EXERCISE DETAILS:
A line counts if it contains the string "viewdoc"; say how many such lines there are, giving only the number.

RECORDS FOR THE EXERCISE:
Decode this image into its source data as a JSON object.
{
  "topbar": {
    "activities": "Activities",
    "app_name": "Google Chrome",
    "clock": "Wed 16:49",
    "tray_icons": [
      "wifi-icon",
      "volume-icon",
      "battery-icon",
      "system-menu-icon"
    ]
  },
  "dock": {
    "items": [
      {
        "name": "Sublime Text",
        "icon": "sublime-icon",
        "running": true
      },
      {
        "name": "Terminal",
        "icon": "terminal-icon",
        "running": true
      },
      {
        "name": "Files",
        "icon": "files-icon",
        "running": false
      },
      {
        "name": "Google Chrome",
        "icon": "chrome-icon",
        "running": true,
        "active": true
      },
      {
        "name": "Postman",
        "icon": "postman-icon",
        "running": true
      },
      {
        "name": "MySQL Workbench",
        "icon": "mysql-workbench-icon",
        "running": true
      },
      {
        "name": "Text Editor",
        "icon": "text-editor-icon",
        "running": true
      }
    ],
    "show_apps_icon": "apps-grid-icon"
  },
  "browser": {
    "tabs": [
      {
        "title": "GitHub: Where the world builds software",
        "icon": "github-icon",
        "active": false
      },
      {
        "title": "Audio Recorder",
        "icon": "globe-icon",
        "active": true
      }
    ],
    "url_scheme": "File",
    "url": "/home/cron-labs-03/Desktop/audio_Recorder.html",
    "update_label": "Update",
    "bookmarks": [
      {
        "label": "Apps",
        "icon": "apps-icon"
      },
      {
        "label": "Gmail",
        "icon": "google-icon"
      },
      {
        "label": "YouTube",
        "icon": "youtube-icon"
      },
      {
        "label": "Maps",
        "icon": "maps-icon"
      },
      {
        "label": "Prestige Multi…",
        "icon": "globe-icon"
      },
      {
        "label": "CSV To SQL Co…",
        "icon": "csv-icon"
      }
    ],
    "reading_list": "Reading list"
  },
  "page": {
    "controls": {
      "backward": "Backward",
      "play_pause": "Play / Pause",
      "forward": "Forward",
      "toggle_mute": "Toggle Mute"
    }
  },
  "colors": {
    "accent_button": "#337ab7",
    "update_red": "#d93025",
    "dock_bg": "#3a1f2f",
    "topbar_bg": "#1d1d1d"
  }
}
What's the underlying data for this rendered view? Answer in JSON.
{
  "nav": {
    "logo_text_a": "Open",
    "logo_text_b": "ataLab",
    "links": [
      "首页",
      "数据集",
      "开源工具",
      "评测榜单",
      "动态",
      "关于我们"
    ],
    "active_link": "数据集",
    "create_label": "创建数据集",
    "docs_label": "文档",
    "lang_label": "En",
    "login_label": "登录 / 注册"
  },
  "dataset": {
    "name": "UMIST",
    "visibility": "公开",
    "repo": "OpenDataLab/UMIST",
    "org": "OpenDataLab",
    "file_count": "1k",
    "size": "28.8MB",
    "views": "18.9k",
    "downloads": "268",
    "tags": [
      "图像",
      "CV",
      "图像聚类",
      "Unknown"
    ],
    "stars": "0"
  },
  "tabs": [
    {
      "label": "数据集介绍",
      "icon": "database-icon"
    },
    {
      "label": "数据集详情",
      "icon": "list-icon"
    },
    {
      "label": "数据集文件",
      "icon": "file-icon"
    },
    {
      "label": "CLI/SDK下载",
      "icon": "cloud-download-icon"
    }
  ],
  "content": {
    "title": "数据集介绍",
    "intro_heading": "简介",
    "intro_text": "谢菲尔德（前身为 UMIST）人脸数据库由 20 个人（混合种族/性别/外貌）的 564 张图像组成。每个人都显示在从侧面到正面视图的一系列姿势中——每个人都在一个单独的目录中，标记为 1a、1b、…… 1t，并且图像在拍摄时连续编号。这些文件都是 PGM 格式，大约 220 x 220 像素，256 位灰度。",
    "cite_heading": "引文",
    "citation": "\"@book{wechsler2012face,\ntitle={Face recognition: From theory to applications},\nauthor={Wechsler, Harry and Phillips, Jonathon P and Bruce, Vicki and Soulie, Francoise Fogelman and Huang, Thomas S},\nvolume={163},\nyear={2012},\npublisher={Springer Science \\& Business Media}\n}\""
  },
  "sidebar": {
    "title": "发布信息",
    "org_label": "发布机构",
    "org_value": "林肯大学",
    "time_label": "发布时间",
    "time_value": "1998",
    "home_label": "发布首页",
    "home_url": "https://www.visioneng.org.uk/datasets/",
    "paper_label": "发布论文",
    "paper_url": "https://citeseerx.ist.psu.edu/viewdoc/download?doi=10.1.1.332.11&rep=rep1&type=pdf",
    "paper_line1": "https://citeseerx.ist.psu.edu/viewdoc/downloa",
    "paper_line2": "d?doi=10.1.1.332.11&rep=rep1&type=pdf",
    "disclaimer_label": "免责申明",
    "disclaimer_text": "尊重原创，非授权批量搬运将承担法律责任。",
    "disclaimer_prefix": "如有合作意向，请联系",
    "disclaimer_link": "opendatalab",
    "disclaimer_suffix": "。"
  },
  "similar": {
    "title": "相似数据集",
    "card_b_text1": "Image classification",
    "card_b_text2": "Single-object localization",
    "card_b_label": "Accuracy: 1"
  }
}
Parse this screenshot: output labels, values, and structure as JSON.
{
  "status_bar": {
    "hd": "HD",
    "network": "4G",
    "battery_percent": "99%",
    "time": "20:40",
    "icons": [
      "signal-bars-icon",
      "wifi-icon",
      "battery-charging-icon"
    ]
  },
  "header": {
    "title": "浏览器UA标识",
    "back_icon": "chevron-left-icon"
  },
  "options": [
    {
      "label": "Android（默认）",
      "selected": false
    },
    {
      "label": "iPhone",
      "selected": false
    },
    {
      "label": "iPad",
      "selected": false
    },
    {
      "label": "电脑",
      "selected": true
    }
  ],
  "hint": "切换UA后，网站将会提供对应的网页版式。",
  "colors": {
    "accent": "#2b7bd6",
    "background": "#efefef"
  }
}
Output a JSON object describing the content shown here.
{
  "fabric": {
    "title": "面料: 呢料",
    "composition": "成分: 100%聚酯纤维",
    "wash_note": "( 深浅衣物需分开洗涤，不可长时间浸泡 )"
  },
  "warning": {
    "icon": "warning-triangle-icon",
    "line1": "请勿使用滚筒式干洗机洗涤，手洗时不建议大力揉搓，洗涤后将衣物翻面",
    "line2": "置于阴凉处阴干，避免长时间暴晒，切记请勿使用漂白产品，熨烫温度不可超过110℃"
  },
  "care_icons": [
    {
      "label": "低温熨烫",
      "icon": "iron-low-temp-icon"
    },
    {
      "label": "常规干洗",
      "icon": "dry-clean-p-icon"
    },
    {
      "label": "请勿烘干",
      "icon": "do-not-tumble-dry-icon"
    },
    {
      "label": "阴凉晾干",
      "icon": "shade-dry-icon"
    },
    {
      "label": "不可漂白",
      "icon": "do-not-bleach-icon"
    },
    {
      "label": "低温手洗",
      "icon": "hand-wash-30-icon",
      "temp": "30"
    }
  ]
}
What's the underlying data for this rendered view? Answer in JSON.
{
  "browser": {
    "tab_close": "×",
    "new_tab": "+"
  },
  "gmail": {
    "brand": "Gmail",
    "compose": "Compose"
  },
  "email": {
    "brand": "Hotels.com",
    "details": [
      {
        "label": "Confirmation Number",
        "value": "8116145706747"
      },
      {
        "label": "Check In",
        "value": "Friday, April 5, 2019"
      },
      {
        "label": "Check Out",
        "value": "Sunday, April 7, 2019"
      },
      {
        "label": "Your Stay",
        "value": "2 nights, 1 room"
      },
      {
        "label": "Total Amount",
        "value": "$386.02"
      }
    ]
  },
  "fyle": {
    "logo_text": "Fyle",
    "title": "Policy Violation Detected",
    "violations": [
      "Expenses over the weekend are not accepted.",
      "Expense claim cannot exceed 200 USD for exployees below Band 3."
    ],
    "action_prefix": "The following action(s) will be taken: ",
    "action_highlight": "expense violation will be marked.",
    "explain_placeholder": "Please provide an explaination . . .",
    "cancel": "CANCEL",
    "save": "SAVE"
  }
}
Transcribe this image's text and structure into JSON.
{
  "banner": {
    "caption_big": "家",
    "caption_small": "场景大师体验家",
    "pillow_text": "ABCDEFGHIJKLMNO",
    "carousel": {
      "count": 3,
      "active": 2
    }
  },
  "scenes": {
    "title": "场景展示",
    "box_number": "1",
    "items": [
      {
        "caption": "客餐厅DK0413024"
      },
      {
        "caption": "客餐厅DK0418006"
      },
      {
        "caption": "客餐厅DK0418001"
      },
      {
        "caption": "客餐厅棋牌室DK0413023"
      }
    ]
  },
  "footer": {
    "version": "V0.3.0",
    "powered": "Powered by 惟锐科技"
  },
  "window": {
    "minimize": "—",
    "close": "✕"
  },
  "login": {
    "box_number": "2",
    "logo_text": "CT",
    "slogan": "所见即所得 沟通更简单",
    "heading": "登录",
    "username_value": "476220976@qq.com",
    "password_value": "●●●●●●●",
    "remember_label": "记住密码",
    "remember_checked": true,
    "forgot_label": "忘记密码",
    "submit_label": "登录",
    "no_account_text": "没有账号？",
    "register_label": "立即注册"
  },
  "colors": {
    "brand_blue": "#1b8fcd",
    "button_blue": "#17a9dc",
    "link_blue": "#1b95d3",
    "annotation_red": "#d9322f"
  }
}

FULL RESPONSE:
2